▶ **WRITTEN INSTRUCTION**
Put every line of the rows below into a numbered list, dropping any blank lines. Leave the pictures out of your answer.

▶ **RECORDS FOR THIS TASK**
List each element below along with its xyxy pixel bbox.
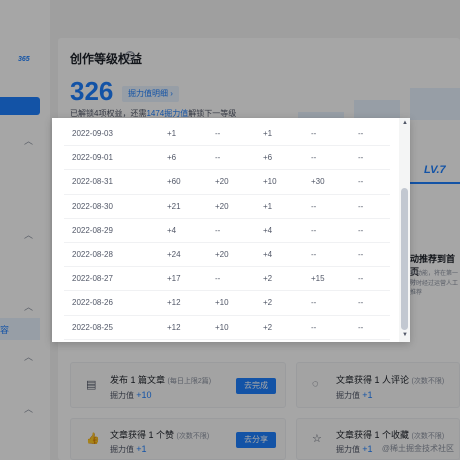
table-row: 2022-08-31 +60 +20 +10 +30 -- bbox=[64, 170, 390, 195]
scrollbar-thumb[interactable] bbox=[401, 188, 408, 330]
date-cell: 2022-09-01 bbox=[72, 153, 113, 163]
score-cell: -- bbox=[311, 298, 317, 308]
score-cell: -- bbox=[358, 177, 364, 187]
table-row: 2022-08-27 +17 -- +2 +15 -- bbox=[64, 267, 390, 292]
date-cell: 2022-08-27 bbox=[72, 274, 113, 284]
score-cell: -- bbox=[358, 129, 364, 138]
score-cell: +2 bbox=[263, 298, 273, 308]
table-row: 2022-08-24 +22 +20 +2 -- -- bbox=[64, 340, 390, 342]
score-cell: -- bbox=[358, 274, 364, 284]
score-cell: +6 bbox=[263, 153, 273, 163]
score-cell: -- bbox=[358, 249, 364, 259]
score-cell: -- bbox=[311, 201, 317, 211]
score-detail-table: 2022-09-03 +1 -- +1 -- -- 2022-09-01 +6 -- +6 -- --… bbox=[64, 122, 390, 342]
score-cell: +20 bbox=[215, 177, 229, 187]
scroll-down-arrow-icon[interactable]: ▼ bbox=[402, 332, 408, 338]
table-row: 2022-08-25 +12 +10 +2 -- -- bbox=[64, 316, 390, 340]
score-cell: -- bbox=[358, 340, 363, 342]
score-cell: +17 bbox=[167, 274, 181, 284]
table-row: 2022-08-28 +24 +20 +4 -- -- bbox=[64, 243, 390, 268]
score-cell: +20 bbox=[215, 249, 229, 259]
score-cell: -- bbox=[311, 340, 316, 342]
table-row: 2022-08-26 +12 +10 +2 -- -- bbox=[64, 291, 390, 316]
score-cell: +10 bbox=[215, 322, 229, 332]
score-cell: +20 bbox=[215, 340, 229, 342]
score-cell: -- bbox=[311, 322, 317, 332]
score-cell: +2 bbox=[263, 322, 273, 332]
score-cell: +60 bbox=[167, 177, 181, 187]
score-cell: -- bbox=[311, 249, 317, 259]
score-cell: -- bbox=[311, 153, 317, 163]
score-cell: +4 bbox=[263, 225, 273, 235]
date-cell: 2022-08-28 bbox=[72, 249, 113, 259]
score-cell: +2 bbox=[263, 274, 273, 284]
score-cell: -- bbox=[311, 225, 317, 235]
score-cell: +6 bbox=[167, 153, 177, 163]
score-cell: +1 bbox=[263, 129, 273, 138]
score-cell: -- bbox=[358, 225, 364, 235]
date-cell: 2022-09-03 bbox=[72, 129, 113, 138]
date-cell: 2022-08-29 bbox=[72, 225, 113, 235]
score-cell: +4 bbox=[263, 249, 273, 259]
score-cell: -- bbox=[215, 129, 221, 138]
score-cell: +1 bbox=[167, 129, 177, 138]
table-row: 2022-09-01 +6 -- +6 -- -- bbox=[64, 146, 390, 171]
score-cell: +21 bbox=[167, 201, 181, 211]
score-cell: +30 bbox=[311, 177, 325, 187]
score-cell: +10 bbox=[263, 177, 277, 187]
date-cell: 2022-08-26 bbox=[72, 298, 113, 308]
score-cell: +22 bbox=[167, 340, 181, 342]
date-cell: 2022-08-24 bbox=[72, 340, 113, 342]
date-cell: 2022-08-25 bbox=[72, 322, 113, 332]
score-cell: +20 bbox=[215, 201, 229, 211]
score-cell: +1 bbox=[263, 201, 273, 211]
score-cell: +24 bbox=[167, 249, 181, 259]
score-detail-modal: 2022-09-03 +1 -- +1 -- -- 2022-09-01 +6 -- +6 -- --… bbox=[52, 118, 410, 342]
scroll-up-arrow-icon[interactable]: ▲ bbox=[402, 120, 408, 126]
score-cell: -- bbox=[358, 153, 364, 163]
date-cell: 2022-08-31 bbox=[72, 177, 113, 187]
score-cell: +10 bbox=[215, 298, 229, 308]
score-cell: +2 bbox=[263, 340, 272, 342]
score-cell: -- bbox=[358, 298, 364, 308]
date-cell: 2022-08-30 bbox=[72, 201, 113, 211]
score-cell: -- bbox=[215, 225, 221, 235]
score-cell: +12 bbox=[167, 298, 181, 308]
table-row: 2022-08-29 +4 -- +4 -- -- bbox=[64, 219, 390, 243]
score-cell: -- bbox=[215, 274, 221, 284]
score-cell: -- bbox=[215, 153, 221, 163]
score-cell: -- bbox=[311, 129, 317, 138]
score-cell: +4 bbox=[167, 225, 177, 235]
table-row: 2022-08-30 +21 +20 +1 -- -- bbox=[64, 195, 390, 219]
score-cell: +15 bbox=[311, 274, 325, 284]
table-row: 2022-09-03 +1 -- +1 -- -- bbox=[64, 122, 390, 147]
score-cell: +12 bbox=[167, 322, 181, 332]
score-cell: -- bbox=[358, 201, 364, 211]
score-cell: -- bbox=[358, 322, 364, 332]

▶ **OUTPUT**
1. List each element below along with its xyxy pixel bbox.
2. table-row: 2022-08-31 +60 +20 +10 +30 -- bbox=[64, 170, 390, 195]
3. scrollbar-thumb[interactable] bbox=[401, 188, 408, 330]
4. date-cell: 2022-09-01 bbox=[72, 153, 113, 163]
5. score-cell: -- bbox=[311, 298, 317, 308]
6. score-cell: -- bbox=[358, 177, 364, 187]
7. table-row: 2022-08-27 +17 -- +2 +15 -- bbox=[64, 267, 390, 292]
8. date-cell: 2022-08-27 bbox=[72, 274, 113, 284]
9. score-cell: -- bbox=[358, 129, 364, 138]
10. score-cell: +2 bbox=[263, 298, 273, 308]
11. table-row: 2022-08-24 +22 +20 +2 -- -- bbox=[64, 340, 390, 342]
12. score-cell: -- bbox=[358, 274, 364, 284]
13. score-cell: +6 bbox=[263, 153, 273, 163]
14. score-cell: -- bbox=[358, 249, 364, 259]
15. score-cell: -- bbox=[311, 201, 317, 211]
16. score-detail-table: 2022-09-03 +1 -- +1 -- -- 2022-09-01 +6 -- +6 -- --… bbox=[64, 122, 390, 342]
17. score-cell: +20 bbox=[215, 177, 229, 187]
18. scroll-down-arrow-icon[interactable]: ▼ bbox=[402, 332, 408, 338]
19. table-row: 2022-08-25 +12 +10 +2 -- -- bbox=[64, 316, 390, 340]
20. score-cell: -- bbox=[358, 340, 363, 342]
21. score-cell: +17 bbox=[167, 274, 181, 284]
22. table-row: 2022-08-28 +24 +20 +4 -- -- bbox=[64, 243, 390, 268]
23. score-cell: +20 bbox=[215, 249, 229, 259]
24. score-cell: -- bbox=[311, 340, 316, 342]
25. table-row: 2022-08-26 +12 +10 +2 -- -- bbox=[64, 291, 390, 316]
26. score-cell: +10 bbox=[215, 322, 229, 332]
27. score-cell: +20 bbox=[215, 340, 229, 342]
28. score-cell: -- bbox=[311, 322, 317, 332]
29. score-cell: +2 bbox=[263, 322, 273, 332]
30. score-cell: +60 bbox=[167, 177, 181, 187]
31. score-cell: -- bbox=[311, 249, 317, 259]
32. score-cell: -- bbox=[311, 153, 317, 163]
33. score-cell: +4 bbox=[263, 225, 273, 235]
34. date-cell: 2022-08-28 bbox=[72, 249, 113, 259]
35. score-cell: +2 bbox=[263, 274, 273, 284]
36. score-cell: -- bbox=[311, 225, 317, 235]
37. score-cell: +6 bbox=[167, 153, 177, 163]
38. score-cell: +1 bbox=[263, 129, 273, 138]
39. score-cell: -- bbox=[358, 225, 364, 235]
40. date-cell: 2022-09-03 bbox=[72, 129, 113, 138]
41. date-cell: 2022-08-29 bbox=[72, 225, 113, 235]
42. score-cell: +4 bbox=[263, 249, 273, 259]
43. score-cell: -- bbox=[215, 129, 221, 138]
44. score-cell: +1 bbox=[167, 129, 177, 138]
45. table-row: 2022-09-01 +6 -- +6 -- -- bbox=[64, 146, 390, 171]
46. score-cell: +21 bbox=[167, 201, 181, 211]
47. score-cell: +30 bbox=[311, 177, 325, 187]
48. score-cell: +10 bbox=[263, 177, 277, 187]
49. date-cell: 2022-08-26 bbox=[72, 298, 113, 308]
50. score-cell: +22 bbox=[167, 340, 181, 342]
51. date-cell: 2022-08-24 bbox=[72, 340, 113, 342]
52. date-cell: 2022-08-25 bbox=[72, 322, 113, 332]
53. score-cell: +20 bbox=[215, 201, 229, 211]
54. score-cell: +1 bbox=[263, 201, 273, 211]
55. score-cell: +24 bbox=[167, 249, 181, 259]
56. score-detail-modal: 2022-09-03 +1 -- +1 -- -- 2022-09-01 +6 -- +6 -- --… bbox=[52, 118, 410, 342]
57. scroll-up-arrow-icon[interactable]: ▲ bbox=[402, 120, 408, 126]
58. score-cell: -- bbox=[358, 153, 364, 163]
59. date-cell: 2022-08-31 bbox=[72, 177, 113, 187]
60. score-cell: +10 bbox=[215, 298, 229, 308]
61. score-cell: +2 bbox=[263, 340, 272, 342]
62. score-cell: -- bbox=[358, 298, 364, 308]
63. date-cell: 2022-08-30 bbox=[72, 201, 113, 211]
64. score-cell: -- bbox=[215, 225, 221, 235]
65. score-cell: +12 bbox=[167, 298, 181, 308]
66. table-row: 2022-08-29 +4 -- +4 -- -- bbox=[64, 219, 390, 243]
67. score-cell: -- bbox=[215, 274, 221, 284]
68. score-cell: -- bbox=[215, 153, 221, 163]
69. score-cell: -- bbox=[311, 129, 317, 138]
70. score-cell: +4 bbox=[167, 225, 177, 235]
71. table-row: 2022-08-30 +21 +20 +1 -- -- bbox=[64, 195, 390, 219]
72. score-cell: +15 bbox=[311, 274, 325, 284]
73. table-row: 2022-09-03 +1 -- +1 -- -- bbox=[64, 122, 390, 147]
74. score-cell: +12 bbox=[167, 322, 181, 332]
75. score-cell: -- bbox=[358, 201, 364, 211]
76. score-cell: -- bbox=[358, 322, 364, 332]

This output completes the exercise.